(Problem requirements):
State how many lines of the listing below include the word "Основное". Give only the number.

Stored records
%%

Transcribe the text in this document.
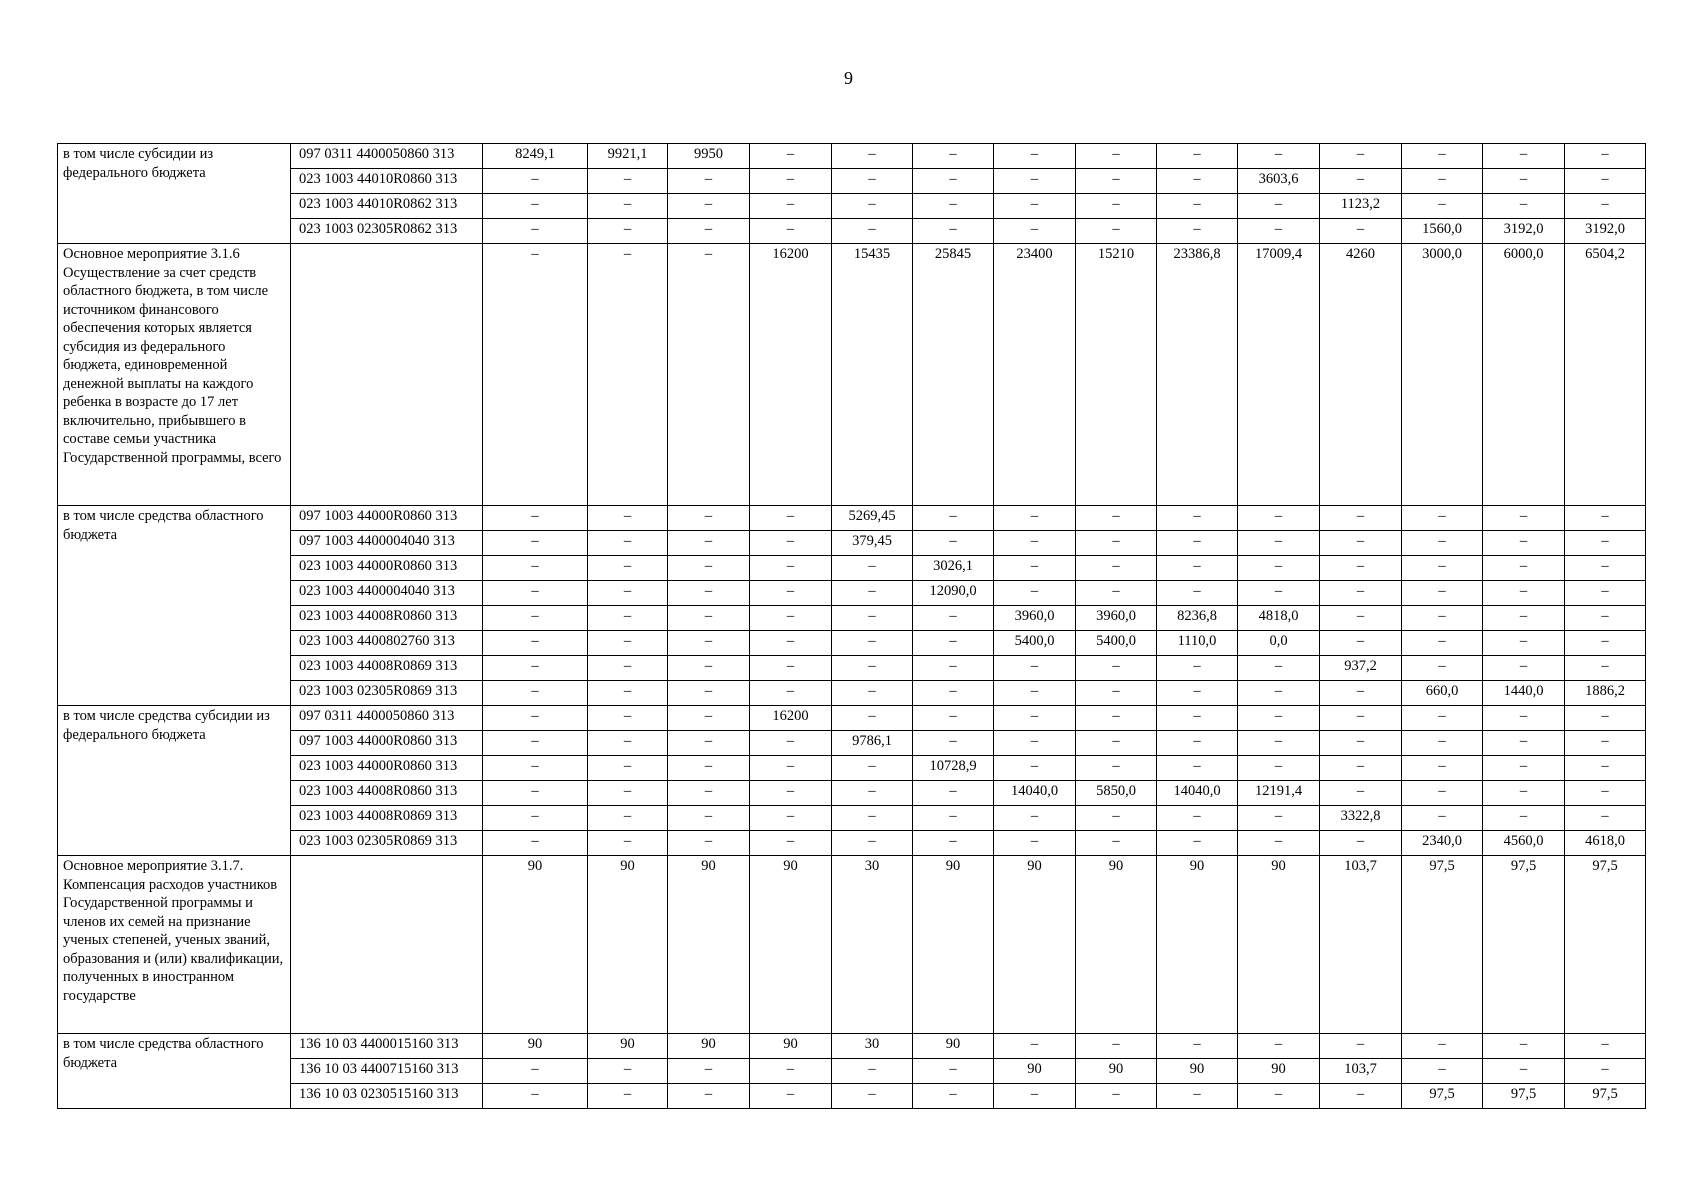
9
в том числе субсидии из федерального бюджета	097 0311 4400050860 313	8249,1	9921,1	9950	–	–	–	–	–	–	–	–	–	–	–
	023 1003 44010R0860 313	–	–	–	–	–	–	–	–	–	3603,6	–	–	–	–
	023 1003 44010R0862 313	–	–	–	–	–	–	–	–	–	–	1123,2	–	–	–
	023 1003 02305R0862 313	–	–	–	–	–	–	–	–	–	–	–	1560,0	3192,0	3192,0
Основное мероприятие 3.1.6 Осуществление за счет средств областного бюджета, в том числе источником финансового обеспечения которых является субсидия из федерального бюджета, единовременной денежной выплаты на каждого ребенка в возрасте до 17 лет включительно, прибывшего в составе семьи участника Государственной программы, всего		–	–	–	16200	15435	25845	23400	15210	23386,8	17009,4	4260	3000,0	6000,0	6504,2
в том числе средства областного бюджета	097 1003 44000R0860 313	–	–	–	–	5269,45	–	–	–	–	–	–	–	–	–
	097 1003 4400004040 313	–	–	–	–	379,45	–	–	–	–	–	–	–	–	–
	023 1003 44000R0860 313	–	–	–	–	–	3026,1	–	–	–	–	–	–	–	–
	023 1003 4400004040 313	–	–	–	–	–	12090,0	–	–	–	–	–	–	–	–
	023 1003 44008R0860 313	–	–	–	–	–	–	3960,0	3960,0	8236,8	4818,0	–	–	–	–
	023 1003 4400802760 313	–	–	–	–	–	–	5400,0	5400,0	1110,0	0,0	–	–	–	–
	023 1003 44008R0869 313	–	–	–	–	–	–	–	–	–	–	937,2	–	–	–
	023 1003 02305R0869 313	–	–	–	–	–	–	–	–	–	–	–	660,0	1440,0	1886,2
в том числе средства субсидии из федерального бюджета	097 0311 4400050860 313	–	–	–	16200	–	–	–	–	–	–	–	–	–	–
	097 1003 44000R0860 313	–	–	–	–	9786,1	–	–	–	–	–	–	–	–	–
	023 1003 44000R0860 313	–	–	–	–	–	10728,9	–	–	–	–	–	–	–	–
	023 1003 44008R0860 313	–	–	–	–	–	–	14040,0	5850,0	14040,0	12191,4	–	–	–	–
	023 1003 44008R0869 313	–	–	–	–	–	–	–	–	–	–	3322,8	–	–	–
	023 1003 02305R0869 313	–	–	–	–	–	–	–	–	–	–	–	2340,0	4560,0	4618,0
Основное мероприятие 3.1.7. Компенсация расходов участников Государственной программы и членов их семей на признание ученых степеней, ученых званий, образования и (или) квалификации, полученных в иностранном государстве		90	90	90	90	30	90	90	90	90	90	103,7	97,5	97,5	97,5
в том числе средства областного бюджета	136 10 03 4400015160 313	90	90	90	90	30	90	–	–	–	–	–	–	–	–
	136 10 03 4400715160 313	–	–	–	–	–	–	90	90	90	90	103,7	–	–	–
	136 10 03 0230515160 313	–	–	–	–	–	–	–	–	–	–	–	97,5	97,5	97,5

%%
%%

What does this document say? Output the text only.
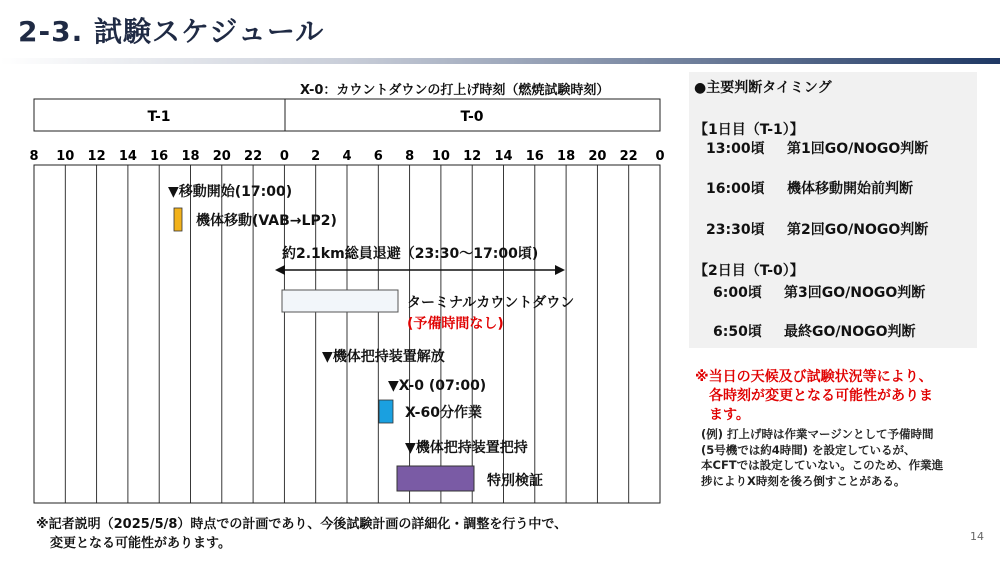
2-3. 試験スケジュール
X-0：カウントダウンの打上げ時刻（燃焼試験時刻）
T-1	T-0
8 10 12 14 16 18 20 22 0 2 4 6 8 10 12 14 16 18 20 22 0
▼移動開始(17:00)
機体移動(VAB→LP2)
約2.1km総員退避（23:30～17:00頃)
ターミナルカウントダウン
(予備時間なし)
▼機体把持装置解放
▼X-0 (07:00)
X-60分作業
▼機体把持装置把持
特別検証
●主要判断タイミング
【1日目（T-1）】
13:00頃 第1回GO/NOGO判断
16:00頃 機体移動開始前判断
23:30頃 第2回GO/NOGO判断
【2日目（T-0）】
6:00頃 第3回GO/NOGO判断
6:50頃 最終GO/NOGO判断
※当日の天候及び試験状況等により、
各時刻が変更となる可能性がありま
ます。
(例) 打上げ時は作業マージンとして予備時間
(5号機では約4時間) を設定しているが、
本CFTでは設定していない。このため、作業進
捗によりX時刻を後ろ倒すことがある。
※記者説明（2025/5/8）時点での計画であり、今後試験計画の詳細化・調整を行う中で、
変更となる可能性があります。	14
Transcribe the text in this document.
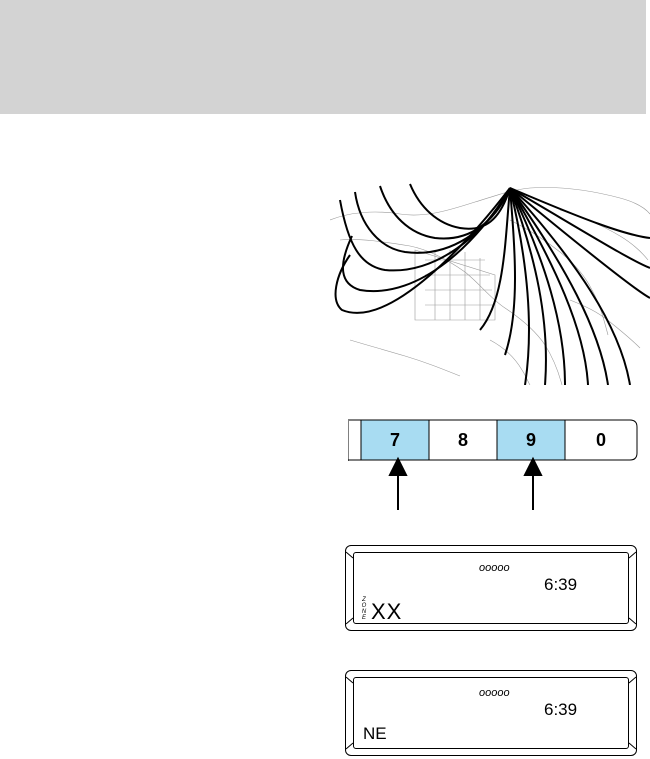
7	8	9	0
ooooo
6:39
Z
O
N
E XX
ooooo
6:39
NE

%%

(Final result):
2